**YOUR OBJECTIVE:** Copy the lines from the start of the records through the line holding "bars [75, 54, 782, 412]", inclusive, reproducing each exactly.

**RECORDS TO PROCESS:**
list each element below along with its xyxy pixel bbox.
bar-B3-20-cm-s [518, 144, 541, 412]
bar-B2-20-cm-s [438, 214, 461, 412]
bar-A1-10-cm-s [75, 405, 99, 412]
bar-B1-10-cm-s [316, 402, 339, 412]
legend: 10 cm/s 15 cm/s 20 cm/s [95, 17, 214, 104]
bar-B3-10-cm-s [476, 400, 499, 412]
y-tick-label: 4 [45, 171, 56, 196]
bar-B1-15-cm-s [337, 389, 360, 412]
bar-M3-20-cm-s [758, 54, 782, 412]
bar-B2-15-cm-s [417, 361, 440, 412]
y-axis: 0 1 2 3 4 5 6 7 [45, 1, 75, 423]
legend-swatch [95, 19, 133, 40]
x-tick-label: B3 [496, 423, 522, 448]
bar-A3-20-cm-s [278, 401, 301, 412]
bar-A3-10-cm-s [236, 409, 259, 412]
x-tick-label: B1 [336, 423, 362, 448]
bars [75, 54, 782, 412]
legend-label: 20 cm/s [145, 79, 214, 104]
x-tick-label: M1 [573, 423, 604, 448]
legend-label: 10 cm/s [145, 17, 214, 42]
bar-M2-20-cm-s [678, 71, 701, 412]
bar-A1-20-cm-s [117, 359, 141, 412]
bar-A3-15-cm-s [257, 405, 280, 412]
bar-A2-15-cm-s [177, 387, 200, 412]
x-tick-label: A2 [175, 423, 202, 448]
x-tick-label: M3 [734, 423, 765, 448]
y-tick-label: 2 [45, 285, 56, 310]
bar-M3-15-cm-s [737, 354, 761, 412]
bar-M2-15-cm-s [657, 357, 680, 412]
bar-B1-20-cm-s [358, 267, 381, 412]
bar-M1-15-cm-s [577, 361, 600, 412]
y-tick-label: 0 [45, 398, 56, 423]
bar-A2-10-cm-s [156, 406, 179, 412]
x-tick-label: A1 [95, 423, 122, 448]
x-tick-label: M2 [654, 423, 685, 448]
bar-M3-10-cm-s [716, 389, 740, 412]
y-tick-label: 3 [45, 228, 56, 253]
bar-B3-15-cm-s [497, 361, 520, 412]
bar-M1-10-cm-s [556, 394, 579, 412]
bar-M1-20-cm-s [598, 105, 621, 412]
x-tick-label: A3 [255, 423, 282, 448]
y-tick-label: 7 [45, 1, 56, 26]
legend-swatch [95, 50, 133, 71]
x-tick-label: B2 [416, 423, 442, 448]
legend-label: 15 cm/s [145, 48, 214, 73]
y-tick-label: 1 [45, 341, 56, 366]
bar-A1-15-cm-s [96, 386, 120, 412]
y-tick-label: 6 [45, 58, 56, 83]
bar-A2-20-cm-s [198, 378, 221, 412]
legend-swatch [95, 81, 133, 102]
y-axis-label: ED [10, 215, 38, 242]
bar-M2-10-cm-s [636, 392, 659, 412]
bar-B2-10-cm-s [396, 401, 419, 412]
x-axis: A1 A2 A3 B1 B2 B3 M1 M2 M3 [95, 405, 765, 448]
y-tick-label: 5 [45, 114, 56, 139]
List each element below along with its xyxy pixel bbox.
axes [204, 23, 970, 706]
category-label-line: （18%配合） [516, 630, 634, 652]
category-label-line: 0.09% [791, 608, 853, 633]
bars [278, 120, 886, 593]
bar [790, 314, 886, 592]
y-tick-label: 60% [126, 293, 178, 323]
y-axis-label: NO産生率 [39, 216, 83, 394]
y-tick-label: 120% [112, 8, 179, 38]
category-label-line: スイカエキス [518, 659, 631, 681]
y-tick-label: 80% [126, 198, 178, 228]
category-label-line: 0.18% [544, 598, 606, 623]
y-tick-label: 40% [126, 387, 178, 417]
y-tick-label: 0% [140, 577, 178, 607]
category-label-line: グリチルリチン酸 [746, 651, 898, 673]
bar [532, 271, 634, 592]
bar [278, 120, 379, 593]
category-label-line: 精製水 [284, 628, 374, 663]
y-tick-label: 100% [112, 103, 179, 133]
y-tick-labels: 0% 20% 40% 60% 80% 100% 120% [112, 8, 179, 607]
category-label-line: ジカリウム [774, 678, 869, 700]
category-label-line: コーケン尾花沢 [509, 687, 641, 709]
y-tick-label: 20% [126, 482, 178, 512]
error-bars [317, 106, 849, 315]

**SOLUTION BELOW:**
list each element below along with its xyxy pixel bbox.
bar-B3-20-cm-s [518, 144, 541, 412]
bar-B2-20-cm-s [438, 214, 461, 412]
bar-A1-10-cm-s [75, 405, 99, 412]
bar-B1-10-cm-s [316, 402, 339, 412]
legend: 10 cm/s 15 cm/s 20 cm/s [95, 17, 214, 104]
bar-B3-10-cm-s [476, 400, 499, 412]
y-tick-label: 4 [45, 171, 56, 196]
bar-B1-15-cm-s [337, 389, 360, 412]
bar-M3-20-cm-s [758, 54, 782, 412]
bar-B2-15-cm-s [417, 361, 440, 412]
y-axis: 0 1 2 3 4 5 6 7 [45, 1, 75, 423]
legend-swatch [95, 19, 133, 40]
x-tick-label: B3 [496, 423, 522, 448]
bar-A3-20-cm-s [278, 401, 301, 412]
bar-A3-10-cm-s [236, 409, 259, 412]
x-tick-label: B1 [336, 423, 362, 448]
bars [75, 54, 782, 412]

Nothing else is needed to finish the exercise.